PASSAGE TO READ:
****************************************

Anais Nin (1903 – 1977) was born in Paris, France. She was a child of a Spanish father and French-Danish mother. She and her mother moved to New York City in 1914 where she attended Catholic schools. Anais Nin left school when she was sixteen and worked as a model, studied dance, and returned to Europe in 1923. In 1923 she married a New York banker, Hugh Guiler. Although he would later illustrate some of her novels under the name “Ian Hugo,” little is known of how long this marriage survived.

During the mid thirties, Anais Nin investigated psychoanalysis under Otto Rank, and briefly practiced the discipline under his supervision and on her own in New York City. She returned to France in 1935 and helped establish a publishing house, Siana Editions, because no one would publish her erotically charged works. In 1935, she returned to New York City and continued writing but it would be the 1960s before she began to be discovered by the literary world at large.

Anais Nin would eventually become best-known for her series of intensely personal journals begun in 1931, The Diary of Anais Nin (10 vols. 1966–83); additional journals have since been published. She is also known for her intimate relationships with Henry Miller and Lawrence Durrell, among many others described in her writings. She also wrote novels, short stories, and erotica, all clearly drawing on the contents of her journals. While Anais Nin’s lifestyle and personal choices may not have modeled those expected of someone who grew up as a Christian child, she still can offer us a sense of witness and worldly wisdom having been where we should never go.

“The important thing is this: To be able at any moment to sacrifice what we are for what we could become.”

****************************************

EXTRACTED DATA:
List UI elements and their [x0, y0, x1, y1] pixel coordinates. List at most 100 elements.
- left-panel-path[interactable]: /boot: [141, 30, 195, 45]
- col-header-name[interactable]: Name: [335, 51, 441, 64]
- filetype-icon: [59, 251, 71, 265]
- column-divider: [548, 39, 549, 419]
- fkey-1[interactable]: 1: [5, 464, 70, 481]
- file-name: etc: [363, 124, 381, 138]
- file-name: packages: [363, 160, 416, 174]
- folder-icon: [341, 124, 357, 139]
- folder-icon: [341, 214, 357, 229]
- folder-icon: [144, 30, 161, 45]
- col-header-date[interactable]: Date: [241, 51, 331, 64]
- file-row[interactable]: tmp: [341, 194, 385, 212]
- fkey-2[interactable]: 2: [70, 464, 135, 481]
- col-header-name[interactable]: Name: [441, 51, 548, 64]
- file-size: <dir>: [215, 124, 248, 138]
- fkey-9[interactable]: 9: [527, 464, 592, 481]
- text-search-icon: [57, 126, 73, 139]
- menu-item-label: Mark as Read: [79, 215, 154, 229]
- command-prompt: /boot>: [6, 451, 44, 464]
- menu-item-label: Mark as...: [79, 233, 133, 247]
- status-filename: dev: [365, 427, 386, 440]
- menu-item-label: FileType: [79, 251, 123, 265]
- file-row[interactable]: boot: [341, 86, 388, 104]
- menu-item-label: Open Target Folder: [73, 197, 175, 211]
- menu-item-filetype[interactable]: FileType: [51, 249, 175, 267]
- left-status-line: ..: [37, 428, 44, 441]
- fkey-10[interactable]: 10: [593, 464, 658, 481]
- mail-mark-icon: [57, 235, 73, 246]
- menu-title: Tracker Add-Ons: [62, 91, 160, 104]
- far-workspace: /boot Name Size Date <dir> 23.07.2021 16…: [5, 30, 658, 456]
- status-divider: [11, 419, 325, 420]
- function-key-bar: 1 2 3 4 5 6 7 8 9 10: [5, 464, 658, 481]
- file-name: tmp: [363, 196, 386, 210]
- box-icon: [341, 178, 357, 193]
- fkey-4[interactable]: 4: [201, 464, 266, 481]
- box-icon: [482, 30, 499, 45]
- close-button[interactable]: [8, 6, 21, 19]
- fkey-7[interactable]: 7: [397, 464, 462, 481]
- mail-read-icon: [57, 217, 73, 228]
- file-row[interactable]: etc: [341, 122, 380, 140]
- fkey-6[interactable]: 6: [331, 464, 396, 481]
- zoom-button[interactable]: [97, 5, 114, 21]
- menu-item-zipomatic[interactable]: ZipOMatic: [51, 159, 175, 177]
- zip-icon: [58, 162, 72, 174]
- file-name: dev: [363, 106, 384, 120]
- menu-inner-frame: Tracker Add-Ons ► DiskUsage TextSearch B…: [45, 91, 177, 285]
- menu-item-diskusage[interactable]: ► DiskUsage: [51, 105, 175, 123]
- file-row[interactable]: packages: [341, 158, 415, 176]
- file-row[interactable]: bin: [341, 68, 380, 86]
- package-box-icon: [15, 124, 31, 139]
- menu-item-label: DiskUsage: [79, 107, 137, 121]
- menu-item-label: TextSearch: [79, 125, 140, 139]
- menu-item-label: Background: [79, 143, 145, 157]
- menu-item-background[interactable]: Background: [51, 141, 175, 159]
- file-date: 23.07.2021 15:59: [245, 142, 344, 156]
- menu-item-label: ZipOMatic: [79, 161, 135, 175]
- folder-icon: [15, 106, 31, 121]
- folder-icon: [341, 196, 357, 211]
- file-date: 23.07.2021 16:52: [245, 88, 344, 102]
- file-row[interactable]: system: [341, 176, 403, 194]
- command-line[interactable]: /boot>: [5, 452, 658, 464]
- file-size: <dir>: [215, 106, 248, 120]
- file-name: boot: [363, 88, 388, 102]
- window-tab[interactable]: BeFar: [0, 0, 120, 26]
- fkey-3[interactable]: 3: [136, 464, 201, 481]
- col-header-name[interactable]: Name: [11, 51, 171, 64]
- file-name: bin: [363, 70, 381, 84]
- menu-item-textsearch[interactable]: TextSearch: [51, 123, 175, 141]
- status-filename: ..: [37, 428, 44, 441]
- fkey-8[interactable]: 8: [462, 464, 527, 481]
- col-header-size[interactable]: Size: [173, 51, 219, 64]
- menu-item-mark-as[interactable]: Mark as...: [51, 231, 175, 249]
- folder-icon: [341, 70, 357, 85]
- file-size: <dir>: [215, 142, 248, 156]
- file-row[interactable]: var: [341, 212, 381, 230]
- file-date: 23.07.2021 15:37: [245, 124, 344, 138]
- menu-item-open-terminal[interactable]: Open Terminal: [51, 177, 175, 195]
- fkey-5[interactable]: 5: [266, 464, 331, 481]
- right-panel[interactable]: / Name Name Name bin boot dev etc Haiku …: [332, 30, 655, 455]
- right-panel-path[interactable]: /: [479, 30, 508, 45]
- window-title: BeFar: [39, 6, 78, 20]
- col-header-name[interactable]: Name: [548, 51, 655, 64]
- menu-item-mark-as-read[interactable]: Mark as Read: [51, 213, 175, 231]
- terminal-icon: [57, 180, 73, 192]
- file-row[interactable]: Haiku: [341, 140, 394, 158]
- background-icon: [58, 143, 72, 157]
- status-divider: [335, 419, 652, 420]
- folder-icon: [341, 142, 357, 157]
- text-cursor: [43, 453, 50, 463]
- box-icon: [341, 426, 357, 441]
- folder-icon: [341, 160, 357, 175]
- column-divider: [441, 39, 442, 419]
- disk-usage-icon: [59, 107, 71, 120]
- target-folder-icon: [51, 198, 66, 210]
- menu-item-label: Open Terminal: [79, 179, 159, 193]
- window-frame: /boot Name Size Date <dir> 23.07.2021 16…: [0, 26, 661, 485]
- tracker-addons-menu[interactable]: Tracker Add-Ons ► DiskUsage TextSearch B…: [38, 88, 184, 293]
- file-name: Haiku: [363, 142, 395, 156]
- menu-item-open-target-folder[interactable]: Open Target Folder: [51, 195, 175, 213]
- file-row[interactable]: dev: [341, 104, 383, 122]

****************************************

BRIEF A:
In the text about Anais Nin, under what name did Hugh Guiler illustrate some of her novels?
BRIEF B:
Write what comes next in the text about Anais Nin, starting after its final line.

RESULT A:
"Ian Hugo"

RESULT B:
“We do not grow absolutely, chronologically. We grow sometimes in one dimension, and not in another; unevenly. We grow partially. We are relative. We are mature in one realm, childish in another. The past, present, and future mingle and pull us backward, forward, or fix us in the present. We are made up of layers, cells, constellations.”

“Each contact with a human being is so rare, so precious, one should preserve it.”

“Good things happen to those who hustle.”

“If all of us acted in unison as I act individually there would be no wars and no poverty. I have made myself personally responsible for the fate of every human being who has come my way.”

“Life is truly known only to those who suffer, lose, endure adversity and stumble from defeat to defeat.”

“Life shrinks or expands in proportion to one’s courage.”

“There came a time when the risk to remain tight in the bud was more painful than the risk it took to blossom.”

“We don’t see things as they are, we see them as we are.”

“When you make a world tolerable for yourself, you make a world tolerable for others.”